TO DO — Scan the entries below. List each line with "Nominal".

* BEGIN RECORD LIST *

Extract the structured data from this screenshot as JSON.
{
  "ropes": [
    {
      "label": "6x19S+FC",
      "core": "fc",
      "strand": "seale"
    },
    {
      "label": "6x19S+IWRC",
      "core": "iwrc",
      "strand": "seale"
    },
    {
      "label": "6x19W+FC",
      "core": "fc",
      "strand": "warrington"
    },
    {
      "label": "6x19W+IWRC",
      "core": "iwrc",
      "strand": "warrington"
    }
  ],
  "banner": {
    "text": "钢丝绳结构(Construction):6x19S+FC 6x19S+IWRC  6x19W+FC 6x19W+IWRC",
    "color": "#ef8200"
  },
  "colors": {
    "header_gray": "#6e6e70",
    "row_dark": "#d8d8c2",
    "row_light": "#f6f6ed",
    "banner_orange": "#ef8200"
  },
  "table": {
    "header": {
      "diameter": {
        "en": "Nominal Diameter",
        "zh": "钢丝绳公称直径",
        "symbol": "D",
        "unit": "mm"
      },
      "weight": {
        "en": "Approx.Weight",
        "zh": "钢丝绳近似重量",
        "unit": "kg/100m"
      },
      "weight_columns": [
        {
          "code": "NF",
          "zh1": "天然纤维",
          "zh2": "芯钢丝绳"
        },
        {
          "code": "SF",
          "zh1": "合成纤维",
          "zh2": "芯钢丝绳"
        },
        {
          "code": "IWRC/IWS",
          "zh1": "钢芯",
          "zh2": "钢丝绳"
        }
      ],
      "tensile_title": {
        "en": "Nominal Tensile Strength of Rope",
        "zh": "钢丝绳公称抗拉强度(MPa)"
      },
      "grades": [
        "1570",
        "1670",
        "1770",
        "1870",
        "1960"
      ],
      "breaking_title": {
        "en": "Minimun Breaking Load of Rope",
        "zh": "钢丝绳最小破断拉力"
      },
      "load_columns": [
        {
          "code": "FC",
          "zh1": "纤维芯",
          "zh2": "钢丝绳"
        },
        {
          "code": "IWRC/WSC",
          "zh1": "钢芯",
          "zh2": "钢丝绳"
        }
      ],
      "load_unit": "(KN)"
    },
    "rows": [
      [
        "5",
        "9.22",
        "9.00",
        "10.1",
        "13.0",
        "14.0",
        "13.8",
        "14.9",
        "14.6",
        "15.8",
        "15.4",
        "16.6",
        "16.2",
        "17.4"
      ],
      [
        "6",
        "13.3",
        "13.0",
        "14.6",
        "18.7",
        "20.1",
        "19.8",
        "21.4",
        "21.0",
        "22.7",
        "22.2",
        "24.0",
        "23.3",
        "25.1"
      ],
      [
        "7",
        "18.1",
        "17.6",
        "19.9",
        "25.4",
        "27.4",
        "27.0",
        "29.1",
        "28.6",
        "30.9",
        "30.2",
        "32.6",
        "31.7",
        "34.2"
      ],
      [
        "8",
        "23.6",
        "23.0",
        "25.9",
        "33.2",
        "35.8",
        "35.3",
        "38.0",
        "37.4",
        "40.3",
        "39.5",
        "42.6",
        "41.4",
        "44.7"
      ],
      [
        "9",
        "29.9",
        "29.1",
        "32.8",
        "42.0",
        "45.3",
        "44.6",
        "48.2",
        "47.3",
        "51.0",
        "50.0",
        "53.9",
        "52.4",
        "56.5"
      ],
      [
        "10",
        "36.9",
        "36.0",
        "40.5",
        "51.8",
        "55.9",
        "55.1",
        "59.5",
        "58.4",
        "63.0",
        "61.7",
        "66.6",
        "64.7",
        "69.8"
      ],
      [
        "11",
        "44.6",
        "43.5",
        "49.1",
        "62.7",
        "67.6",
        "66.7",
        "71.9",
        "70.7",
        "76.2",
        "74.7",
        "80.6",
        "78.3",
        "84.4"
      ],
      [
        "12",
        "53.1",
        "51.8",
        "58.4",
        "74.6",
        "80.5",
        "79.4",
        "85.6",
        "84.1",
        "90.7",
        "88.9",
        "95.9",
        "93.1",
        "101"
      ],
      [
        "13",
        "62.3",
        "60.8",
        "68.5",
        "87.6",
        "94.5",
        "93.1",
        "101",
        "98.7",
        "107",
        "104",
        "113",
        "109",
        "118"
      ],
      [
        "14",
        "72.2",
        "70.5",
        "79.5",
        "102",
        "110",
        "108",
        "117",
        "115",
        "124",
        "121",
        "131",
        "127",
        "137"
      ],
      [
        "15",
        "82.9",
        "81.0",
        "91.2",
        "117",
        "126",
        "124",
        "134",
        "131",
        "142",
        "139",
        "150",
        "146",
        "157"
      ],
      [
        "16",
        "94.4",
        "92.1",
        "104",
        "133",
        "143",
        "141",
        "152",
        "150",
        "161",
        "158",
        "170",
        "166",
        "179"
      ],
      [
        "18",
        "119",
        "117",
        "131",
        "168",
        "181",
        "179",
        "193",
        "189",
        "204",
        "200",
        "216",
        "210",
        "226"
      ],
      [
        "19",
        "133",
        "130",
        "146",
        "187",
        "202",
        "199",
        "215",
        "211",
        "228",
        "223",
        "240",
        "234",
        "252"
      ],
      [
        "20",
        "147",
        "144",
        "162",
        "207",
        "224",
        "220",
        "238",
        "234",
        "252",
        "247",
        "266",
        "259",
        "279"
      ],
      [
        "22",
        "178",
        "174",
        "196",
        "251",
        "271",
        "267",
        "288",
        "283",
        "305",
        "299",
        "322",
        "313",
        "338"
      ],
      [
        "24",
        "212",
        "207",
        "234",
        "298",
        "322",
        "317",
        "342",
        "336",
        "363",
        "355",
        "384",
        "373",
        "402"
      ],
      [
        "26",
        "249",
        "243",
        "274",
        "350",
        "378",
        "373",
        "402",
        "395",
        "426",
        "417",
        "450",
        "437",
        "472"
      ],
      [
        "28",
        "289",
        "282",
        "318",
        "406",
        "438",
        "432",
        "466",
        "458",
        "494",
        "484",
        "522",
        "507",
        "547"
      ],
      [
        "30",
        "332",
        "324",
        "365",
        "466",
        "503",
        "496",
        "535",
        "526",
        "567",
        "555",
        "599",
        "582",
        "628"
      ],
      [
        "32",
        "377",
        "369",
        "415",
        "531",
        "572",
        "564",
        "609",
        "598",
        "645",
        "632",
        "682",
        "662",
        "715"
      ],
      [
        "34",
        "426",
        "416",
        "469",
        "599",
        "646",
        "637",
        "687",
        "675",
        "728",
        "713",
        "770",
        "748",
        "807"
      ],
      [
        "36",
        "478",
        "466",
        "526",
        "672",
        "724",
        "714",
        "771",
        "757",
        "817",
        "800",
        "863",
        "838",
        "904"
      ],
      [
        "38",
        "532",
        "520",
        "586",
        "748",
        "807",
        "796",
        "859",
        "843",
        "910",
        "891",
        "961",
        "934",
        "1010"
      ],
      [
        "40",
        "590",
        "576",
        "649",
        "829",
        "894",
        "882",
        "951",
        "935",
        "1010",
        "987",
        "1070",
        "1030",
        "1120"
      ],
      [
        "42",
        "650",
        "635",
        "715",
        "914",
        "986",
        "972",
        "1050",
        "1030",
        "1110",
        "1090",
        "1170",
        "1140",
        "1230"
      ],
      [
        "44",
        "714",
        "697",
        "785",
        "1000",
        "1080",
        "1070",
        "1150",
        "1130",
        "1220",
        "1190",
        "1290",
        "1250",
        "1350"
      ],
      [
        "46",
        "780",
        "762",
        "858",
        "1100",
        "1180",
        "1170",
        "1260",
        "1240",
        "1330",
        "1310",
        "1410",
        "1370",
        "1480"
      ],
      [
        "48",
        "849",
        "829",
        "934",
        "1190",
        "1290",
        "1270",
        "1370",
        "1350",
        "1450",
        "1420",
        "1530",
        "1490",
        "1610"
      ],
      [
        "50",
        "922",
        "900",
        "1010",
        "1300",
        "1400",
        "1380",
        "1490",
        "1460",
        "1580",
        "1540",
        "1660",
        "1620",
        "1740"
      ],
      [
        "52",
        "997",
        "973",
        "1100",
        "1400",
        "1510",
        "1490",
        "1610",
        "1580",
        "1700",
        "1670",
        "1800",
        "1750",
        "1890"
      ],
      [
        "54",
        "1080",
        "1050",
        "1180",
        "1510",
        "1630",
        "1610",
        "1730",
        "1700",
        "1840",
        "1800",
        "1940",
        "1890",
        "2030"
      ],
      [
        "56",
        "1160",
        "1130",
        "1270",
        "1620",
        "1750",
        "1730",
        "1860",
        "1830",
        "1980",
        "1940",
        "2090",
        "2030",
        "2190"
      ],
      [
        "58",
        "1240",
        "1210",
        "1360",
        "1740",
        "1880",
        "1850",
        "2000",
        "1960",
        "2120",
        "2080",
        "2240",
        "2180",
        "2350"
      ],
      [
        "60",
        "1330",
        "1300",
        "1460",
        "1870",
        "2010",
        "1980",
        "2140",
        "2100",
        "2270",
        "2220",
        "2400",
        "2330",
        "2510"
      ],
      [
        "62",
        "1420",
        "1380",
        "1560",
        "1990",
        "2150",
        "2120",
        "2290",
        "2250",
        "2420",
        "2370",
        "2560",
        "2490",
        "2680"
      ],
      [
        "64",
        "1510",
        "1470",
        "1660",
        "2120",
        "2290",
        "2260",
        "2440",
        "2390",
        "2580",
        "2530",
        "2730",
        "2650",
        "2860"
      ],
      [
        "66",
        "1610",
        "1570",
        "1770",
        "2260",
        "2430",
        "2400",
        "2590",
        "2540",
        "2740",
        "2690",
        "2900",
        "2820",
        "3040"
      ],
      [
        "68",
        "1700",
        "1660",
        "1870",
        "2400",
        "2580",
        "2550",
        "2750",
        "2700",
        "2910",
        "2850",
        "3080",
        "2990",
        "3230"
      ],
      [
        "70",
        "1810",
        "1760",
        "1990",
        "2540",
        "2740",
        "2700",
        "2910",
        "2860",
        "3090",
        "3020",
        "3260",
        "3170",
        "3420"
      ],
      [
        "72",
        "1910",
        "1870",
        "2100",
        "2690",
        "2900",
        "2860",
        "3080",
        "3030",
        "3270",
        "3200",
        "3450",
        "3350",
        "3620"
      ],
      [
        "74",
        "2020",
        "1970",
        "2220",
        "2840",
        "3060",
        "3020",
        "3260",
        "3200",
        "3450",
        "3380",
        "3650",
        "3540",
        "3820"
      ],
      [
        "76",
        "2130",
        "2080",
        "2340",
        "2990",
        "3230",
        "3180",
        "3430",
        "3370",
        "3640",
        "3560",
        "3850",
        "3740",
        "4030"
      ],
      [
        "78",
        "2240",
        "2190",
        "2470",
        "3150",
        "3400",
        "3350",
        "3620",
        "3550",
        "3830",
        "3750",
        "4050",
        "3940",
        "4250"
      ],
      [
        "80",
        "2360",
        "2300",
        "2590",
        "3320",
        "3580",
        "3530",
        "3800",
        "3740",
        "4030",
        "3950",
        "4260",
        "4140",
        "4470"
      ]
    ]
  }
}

* END RECORD LIST *

FULL OUTPUT —
        "en": "Nominal Diameter",
        "en": "Nominal Tensile Strength of Rope",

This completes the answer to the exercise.